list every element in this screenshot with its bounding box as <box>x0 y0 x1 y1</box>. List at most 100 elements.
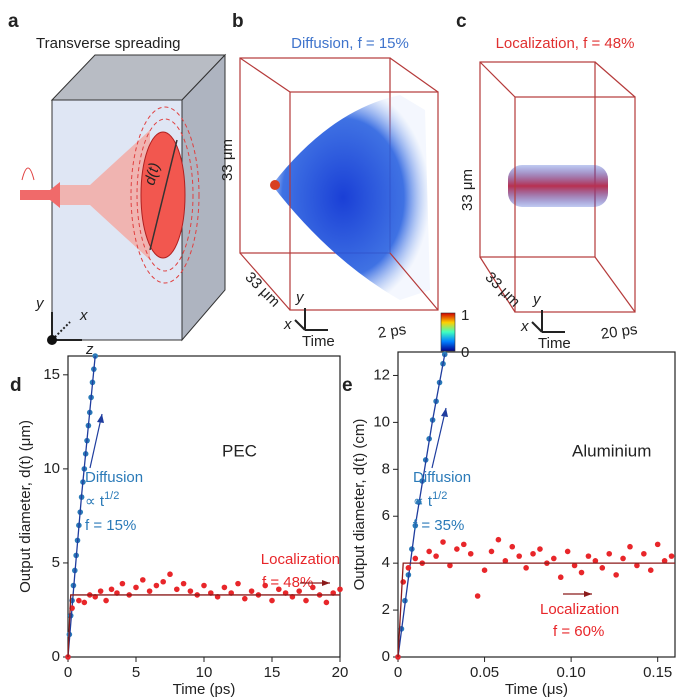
data-point <box>433 553 439 559</box>
data-point <box>242 595 248 602</box>
data-point <box>133 584 139 591</box>
cube-back <box>479 61 596 258</box>
y-tick-label: 4 <box>382 554 390 571</box>
panel-a: a Transverse spreading d(t) y x z <box>8 11 227 358</box>
data-point <box>412 555 419 562</box>
fit-line <box>397 562 675 658</box>
data-point <box>201 582 207 589</box>
data-point <box>447 562 453 569</box>
x-tick-label: 10 <box>196 664 213 681</box>
axis-name: z <box>85 341 94 358</box>
data-point <box>523 565 529 571</box>
halo <box>136 118 194 272</box>
data-point <box>103 597 109 604</box>
origin <box>47 335 57 345</box>
data-point <box>578 569 585 576</box>
data-point <box>337 586 343 593</box>
y-tick-label: 8 <box>382 460 390 477</box>
data-point <box>108 586 115 593</box>
axis-name: Time <box>538 335 571 352</box>
y-tick-label: 0 <box>52 648 60 665</box>
x-tick-label: 0 <box>394 664 402 681</box>
cube-edges <box>239 57 439 311</box>
duration-label: 2 ps <box>377 321 407 342</box>
series-label: Diffusion <box>413 469 471 486</box>
axis-name: y <box>35 295 45 312</box>
x-tick-label: 15 <box>264 664 281 681</box>
box-side <box>181 53 226 342</box>
data-point <box>668 553 675 559</box>
data-point <box>641 550 647 557</box>
diffusion-cloud <box>272 95 430 300</box>
y-tick-label: 15 <box>43 366 60 383</box>
axes-gizmo <box>294 308 328 331</box>
fit-line <box>67 594 340 658</box>
plot-frame <box>67 355 341 658</box>
trend-arrow <box>89 413 103 469</box>
y-tick-label: 10 <box>43 460 60 477</box>
data-point <box>516 553 522 559</box>
data-point <box>606 550 613 557</box>
data-point <box>303 597 309 604</box>
data-point <box>537 546 543 552</box>
panel-title: Localization, f = 48% <box>496 35 635 52</box>
size-label: 33 μm <box>242 269 284 311</box>
series-note: ∝ t1/2 <box>85 490 119 510</box>
panel-letter: e <box>342 375 353 396</box>
note-text: ∝ t <box>413 493 433 510</box>
colorbar-label: 1 <box>461 307 469 324</box>
data-point <box>627 543 633 550</box>
data-point <box>654 541 661 548</box>
axis-name: y <box>532 291 542 308</box>
data-point <box>426 548 432 555</box>
panel-letter: c <box>456 11 467 32</box>
axis-name: y <box>295 289 305 306</box>
x-tick-label: 20 <box>332 664 349 681</box>
axis-name: x <box>283 316 292 333</box>
halo <box>130 106 200 284</box>
panel-letter: b <box>232 11 244 32</box>
series-label: Localization <box>261 551 340 568</box>
y-axis-title: Output diameter, d(t) (μm) <box>17 420 34 593</box>
data-point <box>440 539 446 545</box>
data-point <box>235 580 241 587</box>
series-fraction: f = 48% <box>262 574 313 591</box>
data-point <box>405 565 412 571</box>
cube-edges <box>479 61 636 313</box>
data-point <box>310 584 316 591</box>
y-tick-label: 5 <box>52 554 60 571</box>
panel-b: b Diffusion, f = 15% 33 μm 33 μm y x Tim… <box>219 11 439 350</box>
data-point <box>140 577 146 583</box>
data-point <box>221 584 228 591</box>
data-point <box>647 567 654 573</box>
data-point <box>620 555 626 562</box>
note-sup: 1/2 <box>104 490 119 502</box>
data-point <box>81 599 88 606</box>
axes-gizmo <box>531 310 565 333</box>
arrow-head <box>322 580 330 586</box>
spot-diameter <box>149 139 178 251</box>
data-point <box>488 548 495 555</box>
data-point <box>585 553 592 559</box>
panel-letter: a <box>8 11 19 32</box>
data-point <box>564 548 571 555</box>
y-tick-label: 6 <box>382 507 390 524</box>
series-fraction: f = 15% <box>85 517 136 534</box>
data-point <box>146 588 153 594</box>
data-point <box>454 546 460 552</box>
series-label: Diffusion <box>85 469 143 486</box>
data-point <box>661 558 668 564</box>
panel-letter: d <box>10 375 22 396</box>
duration-label: 20 ps <box>600 321 639 343</box>
y-axis-title: Output diameter, d(t) (cm) <box>351 419 368 591</box>
panel-c: c Localization, f = 48% 33 μm 33 μm y x … <box>456 11 638 352</box>
x-axis-title: Time (ps) <box>173 681 236 698</box>
panel-title: Transverse spreading <box>36 35 181 52</box>
arrow-head <box>97 414 104 423</box>
x-axis-title: Time (μs) <box>505 681 568 698</box>
beam <box>60 130 150 260</box>
data-point <box>174 586 180 593</box>
y-tick-label: 12 <box>373 366 390 383</box>
data-point <box>160 578 166 585</box>
data-point <box>180 580 187 587</box>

EXERCISE DIRECTIONS » Write out all of the records above again, line for line and unchanged, but leave out the pictures.

WRITTEN SOLUTION »
list every element in this screenshot with its bounding box as <box>x0 y0 x1 y1</box>. List at most 100 elements.
data-point <box>433 553 439 559</box>
data-point <box>242 595 248 602</box>
data-point <box>133 584 139 591</box>
cube-back <box>479 61 596 258</box>
y-tick-label: 4 <box>382 554 390 571</box>
panel-a: a Transverse spreading d(t) y x z <box>8 11 227 358</box>
data-point <box>412 555 419 562</box>
fit-line <box>397 562 675 658</box>
data-point <box>201 582 207 589</box>
data-point <box>447 562 453 569</box>
x-tick-label: 10 <box>196 664 213 681</box>
axis-name: z <box>85 341 94 358</box>
data-point <box>523 565 529 571</box>
halo <box>136 118 194 272</box>
data-point <box>103 597 109 604</box>
origin <box>47 335 57 345</box>
data-point <box>578 569 585 576</box>
data-point <box>337 586 343 593</box>
y-tick-label: 8 <box>382 460 390 477</box>
data-point <box>108 586 115 593</box>
axis-name: Time <box>538 335 571 352</box>
y-tick-label: 0 <box>52 648 60 665</box>
x-tick-label: 0 <box>394 664 402 681</box>
cube-edges <box>239 57 439 311</box>
duration-label: 2 ps <box>377 321 407 342</box>
series-label: Diffusion <box>413 469 471 486</box>
axis-name: y <box>35 295 45 312</box>
x-tick-label: 15 <box>264 664 281 681</box>
box-side <box>181 53 226 342</box>
data-point <box>668 553 675 559</box>
data-point <box>641 550 647 557</box>
diffusion-cloud <box>272 95 430 300</box>
y-tick-label: 15 <box>43 366 60 383</box>
axes-gizmo <box>294 308 328 331</box>
fit-line <box>67 594 340 658</box>
plot-frame <box>67 355 341 658</box>
trend-arrow <box>89 413 103 469</box>
y-tick-label: 10 <box>43 460 60 477</box>
data-point <box>516 553 522 559</box>
data-point <box>606 550 613 557</box>
data-point <box>303 597 309 604</box>
data-point <box>537 546 543 552</box>
panel-title: Localization, f = 48% <box>496 35 635 52</box>
size-label: 33 μm <box>242 269 284 311</box>
series-note: ∝ t1/2 <box>85 490 119 510</box>
panel-letter: e <box>342 375 353 396</box>
note-text: ∝ t <box>413 493 433 510</box>
colorbar-label: 1 <box>461 307 469 324</box>
data-point <box>627 543 633 550</box>
data-point <box>654 541 661 548</box>
axis-name: y <box>532 291 542 308</box>
data-point <box>426 548 432 555</box>
panel-letter: c <box>456 11 467 32</box>
axis-name: y <box>295 289 305 306</box>
x-tick-label: 20 <box>332 664 349 681</box>
axis-name: x <box>283 316 292 333</box>
halo <box>130 106 200 284</box>
panel-letter: b <box>232 11 244 32</box>
series-label: Localization <box>261 551 340 568</box>
y-axis-title: Output diameter, d(t) (μm) <box>17 420 34 593</box>
data-point <box>440 539 446 545</box>
data-point <box>235 580 241 587</box>
series-fraction: f = 48% <box>262 574 313 591</box>
data-point <box>405 565 412 571</box>
cube-edges <box>479 61 636 313</box>
data-point <box>310 584 316 591</box>
y-tick-label: 5 <box>52 554 60 571</box>
panel-b: b Diffusion, f = 15% 33 μm 33 μm y x Tim… <box>219 11 439 350</box>
data-point <box>140 577 146 583</box>
data-point <box>221 584 228 591</box>
data-point <box>647 567 654 573</box>
data-point <box>620 555 626 562</box>
note-sup: 1/2 <box>104 490 119 502</box>
data-point <box>81 599 88 606</box>
axes-gizmo <box>531 310 565 333</box>
arrow-head <box>322 580 330 586</box>
spot-diameter <box>149 139 178 251</box>
data-point <box>488 548 495 555</box>
data-point <box>585 553 592 559</box>
panel-letter: a <box>8 11 19 32</box>
data-point <box>564 548 571 555</box>
y-tick-label: 6 <box>382 507 390 524</box>
series-fraction: f = 15% <box>85 517 136 534</box>
data-point <box>146 588 153 594</box>
data-point <box>454 546 460 552</box>
series-label: Diffusion <box>85 469 143 486</box>
data-point <box>661 558 668 564</box>
panel-letter: d <box>10 375 22 396</box>
duration-label: 20 ps <box>600 321 639 343</box>
y-axis-title: Output diameter, d(t) (cm) <box>351 419 368 591</box>
panel-c: c Localization, f = 48% 33 μm 33 μm y x … <box>456 11 638 352</box>
x-axis-title: Time (ps) <box>173 681 236 698</box>
panel-title: Transverse spreading <box>36 35 181 52</box>
arrow-head <box>97 414 104 423</box>
x-axis-title: Time (μs) <box>505 681 568 698</box>
beam <box>60 130 150 260</box>
data-point <box>174 586 180 593</box>
y-tick-label: 12 <box>373 366 390 383</box>
data-point <box>160 578 166 585</box>
data-point <box>180 580 187 587</box>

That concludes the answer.